### DATASET EXCERPTS

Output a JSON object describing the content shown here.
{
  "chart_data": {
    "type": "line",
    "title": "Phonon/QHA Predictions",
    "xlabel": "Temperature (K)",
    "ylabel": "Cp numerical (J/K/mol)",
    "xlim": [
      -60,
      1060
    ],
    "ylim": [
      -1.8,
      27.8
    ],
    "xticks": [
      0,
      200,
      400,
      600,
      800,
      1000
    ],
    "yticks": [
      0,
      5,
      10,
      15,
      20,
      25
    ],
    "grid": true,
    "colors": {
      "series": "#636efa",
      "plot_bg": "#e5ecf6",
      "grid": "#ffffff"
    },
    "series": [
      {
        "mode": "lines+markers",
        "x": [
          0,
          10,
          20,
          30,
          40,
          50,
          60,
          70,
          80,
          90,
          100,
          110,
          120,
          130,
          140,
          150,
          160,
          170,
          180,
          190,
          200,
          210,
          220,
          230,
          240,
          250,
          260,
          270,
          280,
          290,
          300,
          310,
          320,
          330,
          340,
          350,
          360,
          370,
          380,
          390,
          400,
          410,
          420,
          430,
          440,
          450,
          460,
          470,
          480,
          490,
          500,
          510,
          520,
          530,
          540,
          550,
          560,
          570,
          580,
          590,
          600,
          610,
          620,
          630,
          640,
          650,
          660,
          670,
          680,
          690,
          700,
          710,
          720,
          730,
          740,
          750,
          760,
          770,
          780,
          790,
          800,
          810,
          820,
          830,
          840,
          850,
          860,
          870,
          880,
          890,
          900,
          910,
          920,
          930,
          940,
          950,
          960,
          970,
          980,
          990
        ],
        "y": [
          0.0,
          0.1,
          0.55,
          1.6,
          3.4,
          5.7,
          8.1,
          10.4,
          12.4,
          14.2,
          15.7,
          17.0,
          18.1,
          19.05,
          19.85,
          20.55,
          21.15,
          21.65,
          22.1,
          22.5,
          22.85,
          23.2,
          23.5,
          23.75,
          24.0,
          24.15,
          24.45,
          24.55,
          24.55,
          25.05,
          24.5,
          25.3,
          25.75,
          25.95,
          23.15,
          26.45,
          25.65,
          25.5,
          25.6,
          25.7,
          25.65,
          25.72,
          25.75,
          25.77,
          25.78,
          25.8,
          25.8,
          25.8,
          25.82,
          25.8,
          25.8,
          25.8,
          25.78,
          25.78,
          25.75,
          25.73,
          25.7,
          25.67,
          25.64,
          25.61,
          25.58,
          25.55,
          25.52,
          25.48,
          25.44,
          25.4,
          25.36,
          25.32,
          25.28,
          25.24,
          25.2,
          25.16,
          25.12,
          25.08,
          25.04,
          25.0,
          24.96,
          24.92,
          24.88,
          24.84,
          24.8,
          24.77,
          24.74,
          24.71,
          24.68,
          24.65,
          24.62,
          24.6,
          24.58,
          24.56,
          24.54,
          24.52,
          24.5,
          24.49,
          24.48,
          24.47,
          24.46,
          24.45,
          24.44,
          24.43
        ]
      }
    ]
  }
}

######

-- SHORT EXERCISE --
Print the material once more, exactly.

-- COMPLETED TASK --
Output a JSON object describing the content shown here.
{
  "chart_data": {
    "type": "line",
    "title": "Phonon/QHA Predictions",
    "xlabel": "Temperature (K)",
    "ylabel": "Cp numerical (J/K/mol)",
    "xlim": [
      -60,
      1060
    ],
    "ylim": [
      -1.8,
      27.8
    ],
    "xticks": [
      0,
      200,
      400,
      600,
      800,
      1000
    ],
    "yticks": [
      0,
      5,
      10,
      15,
      20,
      25
    ],
    "grid": true,
    "colors": {
      "series": "#636efa",
      "plot_bg": "#e5ecf6",
      "grid": "#ffffff"
    },
    "series": [
      {
        "mode": "lines+markers",
        "x": [
          0,
          10,
          20,
          30,
          40,
          50,
          60,
          70,
          80,
          90,
          100,
          110,
          120,
          130,
          140,
          150,
          160,
          170,
          180,
          190,
          200,
          210,
          220,
          230,
          240,
          250,
          260,
          270,
          280,
          290,
          300,
          310,
          320,
          330,
          340,
          350,
          360,
          370,
          380,
          390,
          400,
          410,
          420,
          430,
          440,
          450,
          460,
          470,
          480,
          490,
          500,
          510,
          520,
          530,
          540,
          550,
          560,
          570,
          580,
          590,
          600,
          610,
          620,
          630,
          640,
          650,
          660,
          670,
          680,
          690,
          700,
          710,
          720,
          730,
          740,
          750,
          760,
          770,
          780,
          790,
          800,
          810,
          820,
          830,
          840,
          850,
          860,
          870,
          880,
          890,
          900,
          910,
          920,
          930,
          940,
          950,
          960,
          970,
          980,
          990
        ],
        "y": [
          0.0,
          0.1,
          0.55,
          1.6,
          3.4,
          5.7,
          8.1,
          10.4,
          12.4,
          14.2,
          15.7,
          17.0,
          18.1,
          19.05,
          19.85,
          20.55,
          21.15,
          21.65,
          22.1,
          22.5,
          22.85,
          23.2,
          23.5,
          23.75,
          24.0,
          24.15,
          24.45,
          24.55,
          24.55,
          25.05,
          24.5,
          25.3,
          25.75,
          25.95,
          23.15,
          26.45,
          25.65,
          25.5,
          25.6,
          25.7,
          25.65,
          25.72,
          25.75,
          25.77,
          25.78,
          25.8,
          25.8,
          25.8,
          25.82,
          25.8,
          25.8,
          25.8,
          25.78,
          25.78,
          25.75,
          25.73,
          25.7,
          25.67,
          25.64,
          25.61,
          25.58,
          25.55,
          25.52,
          25.48,
          25.44,
          25.4,
          25.36,
          25.32,
          25.28,
          25.24,
          25.2,
          25.16,
          25.12,
          25.08,
          25.04,
          25.0,
          24.96,
          24.92,
          24.88,
          24.84,
          24.8,
          24.77,
          24.74,
          24.71,
          24.68,
          24.65,
          24.62,
          24.6,
          24.58,
          24.56,
          24.54,
          24.52,
          24.5,
          24.49,
          24.48,
          24.47,
          24.46,
          24.45,
          24.44,
          24.43
        ]
      }
    ]
  }
}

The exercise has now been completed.